## [SHORT TASK]
Make an exact copy of each entry, leaving out every picture.
══════════
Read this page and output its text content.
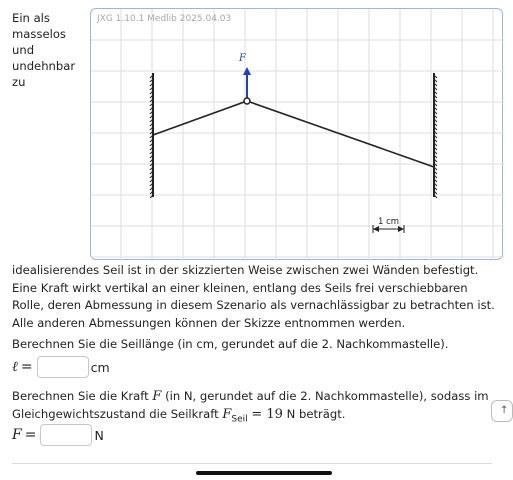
Ein als
masselos
und
undehnbar zu
F
1 cm
JXG 1.10.1 Medlib 2025.04.03
idealisierendes Seil ist in der skizzierten Weise zwischen zwei Wänden befestigt. Eine Kraft wirkt vertikal an einer kleinen, entlang des Seils frei verschiebbaren Rolle, deren Abmessung in diesem Szenario als vernachlässigbar zu betrachten ist. Alle anderen Abmessungen können der Skizze entnommen werden.
Berechnen Sie die Seillänge (in cm, gerundet auf die 2. Nachkommastelle).
ℓ =	cm
Berechnen Sie die Kraft F (in N, gerundet auf die 2. Nachkommastelle), sodass im Gleichgewichtszustand die Seilkraft $F_{Seil} = 19$ N beträgt.
F =	N
↑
══════════
## [THE RESPONSE]
Read this page and output its text content.
Ein als
masselos
und
undehnbar zu
F
1 cm
JXG 1.10.1 Medlib 2025.04.03
idealisierendes Seil ist in der skizzierten Weise zwischen zwei Wänden befestigt. Eine Kraft wirkt vertikal an einer kleinen, entlang des Seils frei verschiebbaren Rolle, deren Abmessung in diesem Szenario als vernachlässigbar zu betrachten ist. Alle anderen Abmessungen können der Skizze entnommen werden.
Berechnen Sie die Seillänge (in cm, gerundet auf die 2. Nachkommastelle).
ℓ =	cm
Berechnen Sie die Kraft F (in N, gerundet auf die 2. Nachkommastelle), sodass im Gleichgewichtszustand die Seilkraft $F_{Seil} = 19$ N beträgt.
F =	N
↑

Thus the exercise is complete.